Answer these questions from the passage on Lowth's grammar:
1. Where do the quotations in the grammar mostly occur?
2. According to the preface, how were the examples in the Notes gathered?
3. What two purposes does Lowth say the examples may be sufficient to serve?

▶ _Given text_
________________

The quotations in Lowths grammar mostly occur in the footnotes. Their function is to identify grammatical errors committed by even the best writers, as Lowth elucidates in his preface:

It will evidently appear from these Notes, that our best Authors, for want of some rudiments of this kind have sometimes fallen into mistakes, and been guilty of palpable errors in point of Grammar. The examples there given are such as occurred in reading, without any very curious or methodical examination: and they might easily have been much increased in number by any one, who had leisure or phlegm enough to have gone through a regular course of reading with this particular view. However, I believe, they may be sufficient to answer the purpose intended; to evince the necessity of the Study of Grammar in our own Language, and to admonish those, who set up for Authors among us, that they would do well to consider this part of Learning as an object not altogether beneath their regard (Lowth 1762:9-10).

________________

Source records
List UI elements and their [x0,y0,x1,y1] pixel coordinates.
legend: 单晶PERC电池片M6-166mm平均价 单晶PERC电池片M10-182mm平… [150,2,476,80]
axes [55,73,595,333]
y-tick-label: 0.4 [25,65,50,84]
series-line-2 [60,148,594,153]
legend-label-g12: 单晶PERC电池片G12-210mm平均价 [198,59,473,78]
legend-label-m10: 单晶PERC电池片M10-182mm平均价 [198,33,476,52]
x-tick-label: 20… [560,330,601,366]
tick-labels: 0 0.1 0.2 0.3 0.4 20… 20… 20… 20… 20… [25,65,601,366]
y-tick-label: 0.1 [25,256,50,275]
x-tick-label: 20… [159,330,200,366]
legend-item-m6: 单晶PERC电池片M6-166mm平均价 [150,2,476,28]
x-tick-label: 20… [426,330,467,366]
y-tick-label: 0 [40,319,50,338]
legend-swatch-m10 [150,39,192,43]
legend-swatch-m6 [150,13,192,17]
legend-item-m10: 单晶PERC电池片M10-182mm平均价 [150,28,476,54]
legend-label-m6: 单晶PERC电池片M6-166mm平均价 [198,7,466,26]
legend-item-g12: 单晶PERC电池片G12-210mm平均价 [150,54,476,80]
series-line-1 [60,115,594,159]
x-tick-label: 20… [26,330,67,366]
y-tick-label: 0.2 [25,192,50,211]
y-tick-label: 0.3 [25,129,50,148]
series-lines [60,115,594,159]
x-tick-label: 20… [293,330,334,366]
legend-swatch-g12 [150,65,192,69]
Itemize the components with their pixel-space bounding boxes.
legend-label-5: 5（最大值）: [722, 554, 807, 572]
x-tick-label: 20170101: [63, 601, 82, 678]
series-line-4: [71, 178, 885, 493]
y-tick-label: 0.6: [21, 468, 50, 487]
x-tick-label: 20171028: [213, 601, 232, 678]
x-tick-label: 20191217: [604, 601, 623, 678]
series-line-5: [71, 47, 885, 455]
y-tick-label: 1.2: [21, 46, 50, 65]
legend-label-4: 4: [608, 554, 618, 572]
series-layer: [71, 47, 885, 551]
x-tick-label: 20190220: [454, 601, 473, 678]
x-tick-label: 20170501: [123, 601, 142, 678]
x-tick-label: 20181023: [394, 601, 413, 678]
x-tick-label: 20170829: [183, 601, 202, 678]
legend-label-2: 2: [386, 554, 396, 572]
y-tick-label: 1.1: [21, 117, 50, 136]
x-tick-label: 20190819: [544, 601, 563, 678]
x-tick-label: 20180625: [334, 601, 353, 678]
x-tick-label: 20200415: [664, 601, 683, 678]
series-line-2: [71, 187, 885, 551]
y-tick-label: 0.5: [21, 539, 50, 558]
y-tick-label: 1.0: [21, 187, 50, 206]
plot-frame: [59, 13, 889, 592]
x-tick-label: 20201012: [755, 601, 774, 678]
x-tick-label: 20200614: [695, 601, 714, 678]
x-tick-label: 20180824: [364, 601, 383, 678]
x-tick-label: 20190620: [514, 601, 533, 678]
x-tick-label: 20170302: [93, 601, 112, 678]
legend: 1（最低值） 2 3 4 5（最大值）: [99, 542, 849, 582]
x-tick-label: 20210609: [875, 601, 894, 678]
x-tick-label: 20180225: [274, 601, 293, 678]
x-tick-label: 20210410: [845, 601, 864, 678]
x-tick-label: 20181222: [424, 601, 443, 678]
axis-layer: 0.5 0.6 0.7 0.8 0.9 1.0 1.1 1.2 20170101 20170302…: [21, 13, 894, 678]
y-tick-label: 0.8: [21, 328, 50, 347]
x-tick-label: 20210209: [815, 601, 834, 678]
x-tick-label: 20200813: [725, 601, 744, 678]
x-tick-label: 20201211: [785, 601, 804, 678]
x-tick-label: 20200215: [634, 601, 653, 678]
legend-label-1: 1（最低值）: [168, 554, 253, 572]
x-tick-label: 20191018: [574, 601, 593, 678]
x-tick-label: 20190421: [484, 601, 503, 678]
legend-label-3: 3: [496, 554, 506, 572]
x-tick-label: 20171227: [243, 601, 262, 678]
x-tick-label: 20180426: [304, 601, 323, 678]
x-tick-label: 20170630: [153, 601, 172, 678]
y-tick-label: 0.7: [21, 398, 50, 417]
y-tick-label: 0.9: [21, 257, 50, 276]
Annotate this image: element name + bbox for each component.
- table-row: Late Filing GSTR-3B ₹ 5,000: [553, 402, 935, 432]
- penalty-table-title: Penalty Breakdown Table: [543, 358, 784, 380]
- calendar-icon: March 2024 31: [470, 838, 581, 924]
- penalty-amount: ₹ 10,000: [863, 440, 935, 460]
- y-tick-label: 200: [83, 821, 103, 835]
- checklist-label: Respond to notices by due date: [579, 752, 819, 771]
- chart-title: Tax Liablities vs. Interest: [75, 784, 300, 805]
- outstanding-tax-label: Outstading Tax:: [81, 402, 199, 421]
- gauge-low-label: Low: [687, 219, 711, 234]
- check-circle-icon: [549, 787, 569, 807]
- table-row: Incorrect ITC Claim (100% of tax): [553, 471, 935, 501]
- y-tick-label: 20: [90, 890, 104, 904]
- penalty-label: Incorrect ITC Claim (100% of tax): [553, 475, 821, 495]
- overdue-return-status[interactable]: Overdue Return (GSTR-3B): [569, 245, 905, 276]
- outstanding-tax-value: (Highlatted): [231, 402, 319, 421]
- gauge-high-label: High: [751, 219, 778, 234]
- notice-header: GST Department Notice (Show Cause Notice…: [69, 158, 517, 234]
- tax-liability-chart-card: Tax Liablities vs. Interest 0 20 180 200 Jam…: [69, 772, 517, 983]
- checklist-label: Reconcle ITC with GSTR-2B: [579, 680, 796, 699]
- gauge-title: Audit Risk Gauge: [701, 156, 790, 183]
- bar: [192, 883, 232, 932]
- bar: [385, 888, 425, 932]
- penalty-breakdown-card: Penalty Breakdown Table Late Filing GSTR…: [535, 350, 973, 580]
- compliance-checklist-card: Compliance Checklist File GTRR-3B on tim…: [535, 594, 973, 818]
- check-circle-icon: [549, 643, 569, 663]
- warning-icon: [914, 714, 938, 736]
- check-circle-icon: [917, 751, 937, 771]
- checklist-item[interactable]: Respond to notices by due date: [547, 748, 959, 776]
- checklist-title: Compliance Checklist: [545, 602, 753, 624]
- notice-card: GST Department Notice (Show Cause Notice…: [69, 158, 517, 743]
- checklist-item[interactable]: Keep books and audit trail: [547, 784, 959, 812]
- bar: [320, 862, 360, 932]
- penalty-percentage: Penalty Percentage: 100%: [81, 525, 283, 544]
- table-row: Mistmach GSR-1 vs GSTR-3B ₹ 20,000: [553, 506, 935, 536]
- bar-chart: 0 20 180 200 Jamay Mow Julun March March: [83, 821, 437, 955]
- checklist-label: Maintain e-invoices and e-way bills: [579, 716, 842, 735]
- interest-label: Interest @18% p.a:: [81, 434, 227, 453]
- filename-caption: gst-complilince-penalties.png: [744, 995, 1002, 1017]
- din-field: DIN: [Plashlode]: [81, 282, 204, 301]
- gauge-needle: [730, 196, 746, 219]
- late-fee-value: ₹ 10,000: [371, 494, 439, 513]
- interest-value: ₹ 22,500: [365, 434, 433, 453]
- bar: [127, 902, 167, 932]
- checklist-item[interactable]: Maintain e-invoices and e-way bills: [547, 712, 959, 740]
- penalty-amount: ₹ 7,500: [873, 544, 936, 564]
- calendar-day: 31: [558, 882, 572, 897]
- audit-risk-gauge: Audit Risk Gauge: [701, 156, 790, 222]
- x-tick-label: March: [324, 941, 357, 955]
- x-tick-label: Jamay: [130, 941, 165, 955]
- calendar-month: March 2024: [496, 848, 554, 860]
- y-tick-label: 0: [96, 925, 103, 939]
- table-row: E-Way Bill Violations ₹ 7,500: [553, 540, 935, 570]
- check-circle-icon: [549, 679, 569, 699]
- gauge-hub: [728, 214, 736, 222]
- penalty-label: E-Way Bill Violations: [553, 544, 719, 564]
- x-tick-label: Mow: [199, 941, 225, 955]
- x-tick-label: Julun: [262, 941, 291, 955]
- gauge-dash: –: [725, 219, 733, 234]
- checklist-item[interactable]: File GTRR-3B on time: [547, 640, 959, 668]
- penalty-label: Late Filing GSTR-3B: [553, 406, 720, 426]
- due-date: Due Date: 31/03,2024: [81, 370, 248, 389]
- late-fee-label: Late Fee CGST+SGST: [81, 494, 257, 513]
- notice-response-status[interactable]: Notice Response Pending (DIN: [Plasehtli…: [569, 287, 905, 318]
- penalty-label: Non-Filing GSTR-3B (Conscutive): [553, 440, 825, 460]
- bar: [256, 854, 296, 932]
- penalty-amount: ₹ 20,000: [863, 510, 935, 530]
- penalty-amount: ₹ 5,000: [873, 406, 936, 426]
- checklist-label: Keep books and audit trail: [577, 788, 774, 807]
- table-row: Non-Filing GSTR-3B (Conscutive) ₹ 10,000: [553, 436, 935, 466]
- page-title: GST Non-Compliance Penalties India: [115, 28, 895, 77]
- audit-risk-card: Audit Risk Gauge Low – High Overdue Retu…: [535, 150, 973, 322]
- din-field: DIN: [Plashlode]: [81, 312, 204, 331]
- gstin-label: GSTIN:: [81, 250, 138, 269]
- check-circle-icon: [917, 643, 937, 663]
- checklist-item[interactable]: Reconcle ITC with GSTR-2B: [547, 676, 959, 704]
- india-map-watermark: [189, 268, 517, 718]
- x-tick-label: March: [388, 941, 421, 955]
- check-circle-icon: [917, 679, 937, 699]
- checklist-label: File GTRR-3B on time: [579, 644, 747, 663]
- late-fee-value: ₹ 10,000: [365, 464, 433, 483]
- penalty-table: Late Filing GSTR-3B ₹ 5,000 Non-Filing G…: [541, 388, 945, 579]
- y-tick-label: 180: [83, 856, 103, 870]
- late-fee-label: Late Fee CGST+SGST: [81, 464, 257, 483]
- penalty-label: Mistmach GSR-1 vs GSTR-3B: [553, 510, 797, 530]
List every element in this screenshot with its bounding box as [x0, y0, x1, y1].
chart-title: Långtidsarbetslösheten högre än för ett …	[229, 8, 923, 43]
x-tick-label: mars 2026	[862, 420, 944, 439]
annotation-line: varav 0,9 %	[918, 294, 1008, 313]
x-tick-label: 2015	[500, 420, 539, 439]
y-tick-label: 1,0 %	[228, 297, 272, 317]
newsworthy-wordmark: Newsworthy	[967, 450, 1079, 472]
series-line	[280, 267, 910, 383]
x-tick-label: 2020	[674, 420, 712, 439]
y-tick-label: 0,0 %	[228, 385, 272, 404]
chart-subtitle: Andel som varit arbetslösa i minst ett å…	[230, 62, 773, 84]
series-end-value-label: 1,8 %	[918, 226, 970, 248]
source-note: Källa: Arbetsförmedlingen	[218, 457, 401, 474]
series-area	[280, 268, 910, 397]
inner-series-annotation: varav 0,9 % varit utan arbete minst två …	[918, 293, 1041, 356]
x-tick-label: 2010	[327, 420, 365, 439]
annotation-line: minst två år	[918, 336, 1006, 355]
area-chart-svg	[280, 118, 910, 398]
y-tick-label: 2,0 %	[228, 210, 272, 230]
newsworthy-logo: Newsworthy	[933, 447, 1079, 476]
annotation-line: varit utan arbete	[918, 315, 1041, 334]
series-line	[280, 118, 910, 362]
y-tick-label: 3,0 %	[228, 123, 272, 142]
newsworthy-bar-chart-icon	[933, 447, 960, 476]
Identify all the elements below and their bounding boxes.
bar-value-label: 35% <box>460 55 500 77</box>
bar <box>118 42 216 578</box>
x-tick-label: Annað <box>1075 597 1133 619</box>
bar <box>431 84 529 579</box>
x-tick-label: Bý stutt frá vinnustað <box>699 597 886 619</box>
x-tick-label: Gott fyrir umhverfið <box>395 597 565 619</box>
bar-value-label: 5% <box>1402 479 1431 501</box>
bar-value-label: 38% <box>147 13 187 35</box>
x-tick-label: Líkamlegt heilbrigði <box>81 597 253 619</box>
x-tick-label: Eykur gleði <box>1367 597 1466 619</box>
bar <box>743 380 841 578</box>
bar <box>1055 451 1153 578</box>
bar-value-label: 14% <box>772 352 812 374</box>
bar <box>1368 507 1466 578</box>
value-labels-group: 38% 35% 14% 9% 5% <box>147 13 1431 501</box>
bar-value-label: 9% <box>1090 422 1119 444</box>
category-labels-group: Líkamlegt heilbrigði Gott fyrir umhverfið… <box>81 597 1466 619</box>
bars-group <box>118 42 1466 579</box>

________________

▶ _Output of the exercise_
1. Mostly in the footnotes.
2. They occurred in reading, without any very curious or methodical examination.
3. To evince the necessity of the Study of Grammar in our own Language, and to admonish those who set up for Authors that they would do well to consider this part of Learning as an object not altogether beneath their regard.